- Short problem
Find every line in the records below that holds the word "name", and copy each one.
━━━ Record list
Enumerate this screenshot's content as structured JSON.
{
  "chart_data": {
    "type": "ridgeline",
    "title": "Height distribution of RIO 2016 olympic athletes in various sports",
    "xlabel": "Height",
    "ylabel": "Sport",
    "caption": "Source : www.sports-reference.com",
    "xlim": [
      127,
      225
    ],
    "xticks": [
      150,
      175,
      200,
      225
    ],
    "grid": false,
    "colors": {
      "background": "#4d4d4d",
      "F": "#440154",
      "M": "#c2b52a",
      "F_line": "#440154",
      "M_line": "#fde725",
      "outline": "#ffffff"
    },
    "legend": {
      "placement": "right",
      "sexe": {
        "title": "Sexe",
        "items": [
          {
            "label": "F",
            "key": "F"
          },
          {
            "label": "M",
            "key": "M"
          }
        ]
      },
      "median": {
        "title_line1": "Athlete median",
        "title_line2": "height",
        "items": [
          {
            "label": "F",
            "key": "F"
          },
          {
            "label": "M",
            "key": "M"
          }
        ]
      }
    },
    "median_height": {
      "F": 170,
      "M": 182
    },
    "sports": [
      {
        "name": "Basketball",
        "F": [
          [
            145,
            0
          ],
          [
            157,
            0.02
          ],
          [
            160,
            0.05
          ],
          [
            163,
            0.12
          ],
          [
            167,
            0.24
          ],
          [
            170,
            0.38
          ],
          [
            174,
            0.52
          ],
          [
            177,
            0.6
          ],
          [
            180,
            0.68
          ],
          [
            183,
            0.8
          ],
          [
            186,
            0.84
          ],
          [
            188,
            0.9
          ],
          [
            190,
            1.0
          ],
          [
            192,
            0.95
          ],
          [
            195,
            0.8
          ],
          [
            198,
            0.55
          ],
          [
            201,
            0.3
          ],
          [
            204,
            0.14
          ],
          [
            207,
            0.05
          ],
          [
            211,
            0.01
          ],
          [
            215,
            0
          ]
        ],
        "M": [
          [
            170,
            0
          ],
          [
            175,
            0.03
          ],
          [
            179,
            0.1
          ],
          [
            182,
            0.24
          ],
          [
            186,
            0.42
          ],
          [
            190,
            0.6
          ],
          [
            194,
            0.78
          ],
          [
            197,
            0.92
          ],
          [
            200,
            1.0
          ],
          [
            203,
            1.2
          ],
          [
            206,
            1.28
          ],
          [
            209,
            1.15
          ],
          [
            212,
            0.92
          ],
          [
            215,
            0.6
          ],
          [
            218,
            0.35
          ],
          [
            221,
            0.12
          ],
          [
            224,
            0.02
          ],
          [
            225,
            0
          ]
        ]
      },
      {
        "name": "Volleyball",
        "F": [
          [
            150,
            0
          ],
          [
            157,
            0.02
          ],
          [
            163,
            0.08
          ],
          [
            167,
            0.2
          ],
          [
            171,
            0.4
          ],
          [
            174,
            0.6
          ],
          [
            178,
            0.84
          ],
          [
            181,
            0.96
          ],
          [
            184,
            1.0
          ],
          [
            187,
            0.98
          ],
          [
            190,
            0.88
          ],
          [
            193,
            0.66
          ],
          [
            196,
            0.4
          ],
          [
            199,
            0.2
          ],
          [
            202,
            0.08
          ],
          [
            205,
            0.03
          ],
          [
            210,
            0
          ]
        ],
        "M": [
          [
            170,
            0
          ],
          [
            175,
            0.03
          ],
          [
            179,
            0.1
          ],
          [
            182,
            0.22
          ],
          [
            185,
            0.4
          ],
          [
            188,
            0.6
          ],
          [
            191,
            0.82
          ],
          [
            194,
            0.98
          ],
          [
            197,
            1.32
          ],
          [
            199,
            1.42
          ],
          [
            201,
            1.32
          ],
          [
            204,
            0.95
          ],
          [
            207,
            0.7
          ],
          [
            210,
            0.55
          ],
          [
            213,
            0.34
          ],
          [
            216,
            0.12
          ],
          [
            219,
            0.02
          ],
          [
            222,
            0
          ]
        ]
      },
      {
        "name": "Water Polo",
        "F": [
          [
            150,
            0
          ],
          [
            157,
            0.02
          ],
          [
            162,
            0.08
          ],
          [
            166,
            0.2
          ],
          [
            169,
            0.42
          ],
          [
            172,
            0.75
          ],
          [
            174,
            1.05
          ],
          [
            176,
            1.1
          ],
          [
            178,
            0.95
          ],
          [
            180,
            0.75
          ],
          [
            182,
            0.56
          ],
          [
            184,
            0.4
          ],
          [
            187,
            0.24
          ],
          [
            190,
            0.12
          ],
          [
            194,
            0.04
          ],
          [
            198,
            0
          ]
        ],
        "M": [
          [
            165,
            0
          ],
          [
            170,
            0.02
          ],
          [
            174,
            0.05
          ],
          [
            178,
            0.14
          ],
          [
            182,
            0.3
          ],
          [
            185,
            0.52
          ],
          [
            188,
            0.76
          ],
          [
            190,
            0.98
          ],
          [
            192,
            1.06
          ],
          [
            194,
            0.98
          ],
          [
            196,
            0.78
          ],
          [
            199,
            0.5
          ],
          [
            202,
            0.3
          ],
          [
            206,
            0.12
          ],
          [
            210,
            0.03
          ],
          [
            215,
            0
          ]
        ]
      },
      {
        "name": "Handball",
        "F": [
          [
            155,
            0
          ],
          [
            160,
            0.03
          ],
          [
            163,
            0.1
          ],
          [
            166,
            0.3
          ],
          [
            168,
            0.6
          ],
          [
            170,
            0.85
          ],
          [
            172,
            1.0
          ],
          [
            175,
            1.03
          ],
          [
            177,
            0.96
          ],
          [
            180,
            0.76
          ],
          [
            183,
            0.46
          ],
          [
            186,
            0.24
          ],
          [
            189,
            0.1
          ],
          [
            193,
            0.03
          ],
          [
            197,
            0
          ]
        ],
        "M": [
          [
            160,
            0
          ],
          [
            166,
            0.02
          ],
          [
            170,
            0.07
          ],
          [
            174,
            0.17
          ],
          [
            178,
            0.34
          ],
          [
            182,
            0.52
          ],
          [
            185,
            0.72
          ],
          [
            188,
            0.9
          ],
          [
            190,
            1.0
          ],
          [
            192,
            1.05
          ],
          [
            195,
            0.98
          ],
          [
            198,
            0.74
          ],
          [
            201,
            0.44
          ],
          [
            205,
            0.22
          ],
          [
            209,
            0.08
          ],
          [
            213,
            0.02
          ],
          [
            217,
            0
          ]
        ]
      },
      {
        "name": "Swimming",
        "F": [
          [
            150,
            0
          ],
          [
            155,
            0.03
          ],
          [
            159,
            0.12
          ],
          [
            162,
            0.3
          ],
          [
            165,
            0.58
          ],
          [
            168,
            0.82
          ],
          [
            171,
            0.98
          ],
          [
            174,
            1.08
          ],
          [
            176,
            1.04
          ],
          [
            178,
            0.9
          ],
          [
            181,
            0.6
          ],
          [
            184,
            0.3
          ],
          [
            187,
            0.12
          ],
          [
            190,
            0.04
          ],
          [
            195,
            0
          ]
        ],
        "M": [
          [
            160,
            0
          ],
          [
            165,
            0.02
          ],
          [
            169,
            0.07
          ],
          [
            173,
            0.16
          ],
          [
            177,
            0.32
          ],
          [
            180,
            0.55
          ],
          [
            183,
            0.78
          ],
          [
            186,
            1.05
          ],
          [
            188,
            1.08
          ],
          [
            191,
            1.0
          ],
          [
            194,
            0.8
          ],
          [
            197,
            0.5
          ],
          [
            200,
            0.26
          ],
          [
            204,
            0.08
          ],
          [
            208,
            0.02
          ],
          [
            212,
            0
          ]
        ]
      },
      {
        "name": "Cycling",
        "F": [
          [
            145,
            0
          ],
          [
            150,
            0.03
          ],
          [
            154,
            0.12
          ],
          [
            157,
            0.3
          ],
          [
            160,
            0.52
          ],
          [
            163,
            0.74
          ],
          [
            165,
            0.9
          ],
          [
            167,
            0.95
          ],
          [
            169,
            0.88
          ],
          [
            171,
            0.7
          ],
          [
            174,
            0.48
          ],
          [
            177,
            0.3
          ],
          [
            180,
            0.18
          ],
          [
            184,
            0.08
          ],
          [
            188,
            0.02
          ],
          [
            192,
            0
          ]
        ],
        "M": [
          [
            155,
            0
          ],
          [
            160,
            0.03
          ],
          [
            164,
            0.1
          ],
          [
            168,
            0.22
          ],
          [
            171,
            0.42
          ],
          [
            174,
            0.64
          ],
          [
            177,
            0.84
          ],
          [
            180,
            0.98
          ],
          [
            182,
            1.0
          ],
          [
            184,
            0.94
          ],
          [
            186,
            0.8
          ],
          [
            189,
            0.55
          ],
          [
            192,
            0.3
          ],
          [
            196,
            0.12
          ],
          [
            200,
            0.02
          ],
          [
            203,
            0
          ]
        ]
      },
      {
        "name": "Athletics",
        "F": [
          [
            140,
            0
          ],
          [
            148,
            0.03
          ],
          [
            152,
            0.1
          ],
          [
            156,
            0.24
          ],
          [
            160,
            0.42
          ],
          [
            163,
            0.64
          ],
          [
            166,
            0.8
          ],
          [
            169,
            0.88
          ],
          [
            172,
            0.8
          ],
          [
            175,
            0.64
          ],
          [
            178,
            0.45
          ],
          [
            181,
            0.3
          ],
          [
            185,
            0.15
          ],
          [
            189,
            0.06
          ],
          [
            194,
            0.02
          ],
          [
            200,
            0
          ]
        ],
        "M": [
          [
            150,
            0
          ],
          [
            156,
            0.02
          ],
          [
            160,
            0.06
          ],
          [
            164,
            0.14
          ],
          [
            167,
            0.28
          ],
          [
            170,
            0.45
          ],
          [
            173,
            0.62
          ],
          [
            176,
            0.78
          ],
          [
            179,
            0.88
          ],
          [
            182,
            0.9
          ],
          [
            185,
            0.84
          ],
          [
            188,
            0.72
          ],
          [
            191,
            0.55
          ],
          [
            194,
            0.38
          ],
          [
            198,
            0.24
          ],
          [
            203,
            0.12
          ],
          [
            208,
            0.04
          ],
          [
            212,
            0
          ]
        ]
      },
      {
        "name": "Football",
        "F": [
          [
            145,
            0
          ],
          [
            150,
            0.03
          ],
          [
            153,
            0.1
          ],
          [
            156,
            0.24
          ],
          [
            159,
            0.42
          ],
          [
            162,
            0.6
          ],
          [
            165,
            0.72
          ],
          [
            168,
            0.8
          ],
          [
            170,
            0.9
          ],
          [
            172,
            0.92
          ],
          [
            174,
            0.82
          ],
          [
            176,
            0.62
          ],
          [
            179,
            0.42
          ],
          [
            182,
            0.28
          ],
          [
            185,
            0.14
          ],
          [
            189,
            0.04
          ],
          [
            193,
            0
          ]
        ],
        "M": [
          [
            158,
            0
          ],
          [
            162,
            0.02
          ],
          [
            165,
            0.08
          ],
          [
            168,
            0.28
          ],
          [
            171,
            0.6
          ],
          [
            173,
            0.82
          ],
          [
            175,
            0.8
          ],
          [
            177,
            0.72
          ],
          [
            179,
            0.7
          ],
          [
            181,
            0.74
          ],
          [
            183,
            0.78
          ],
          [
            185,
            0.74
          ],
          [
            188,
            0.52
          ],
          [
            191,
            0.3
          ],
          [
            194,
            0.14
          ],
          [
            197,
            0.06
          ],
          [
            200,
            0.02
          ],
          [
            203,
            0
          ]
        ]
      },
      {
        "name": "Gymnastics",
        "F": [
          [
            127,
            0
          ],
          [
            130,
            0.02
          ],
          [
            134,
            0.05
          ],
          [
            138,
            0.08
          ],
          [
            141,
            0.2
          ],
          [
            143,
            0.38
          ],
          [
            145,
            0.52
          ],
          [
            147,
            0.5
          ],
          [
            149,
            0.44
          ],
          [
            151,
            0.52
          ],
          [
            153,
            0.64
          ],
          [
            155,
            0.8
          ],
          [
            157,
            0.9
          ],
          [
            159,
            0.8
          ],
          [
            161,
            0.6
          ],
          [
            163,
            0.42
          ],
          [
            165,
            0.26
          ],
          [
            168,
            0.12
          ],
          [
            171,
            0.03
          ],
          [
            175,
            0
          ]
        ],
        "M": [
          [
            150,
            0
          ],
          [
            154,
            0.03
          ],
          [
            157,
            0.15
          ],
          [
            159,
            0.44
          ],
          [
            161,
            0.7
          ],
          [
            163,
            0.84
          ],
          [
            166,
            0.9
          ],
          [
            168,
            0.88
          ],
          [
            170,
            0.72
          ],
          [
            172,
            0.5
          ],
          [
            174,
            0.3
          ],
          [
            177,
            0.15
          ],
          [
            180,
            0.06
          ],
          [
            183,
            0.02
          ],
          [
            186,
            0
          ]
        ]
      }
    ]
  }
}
━━━━━━
- Output for this exercise
        "name": "Basketball",
        "name": "Volleyball",
        "name": "Water Polo",
        "name": "Handball",
        "name": "Swimming",
        "name": "Cycling",
        "name": "Athletics",
        "name": "Football",
        "name": "Gymnastics",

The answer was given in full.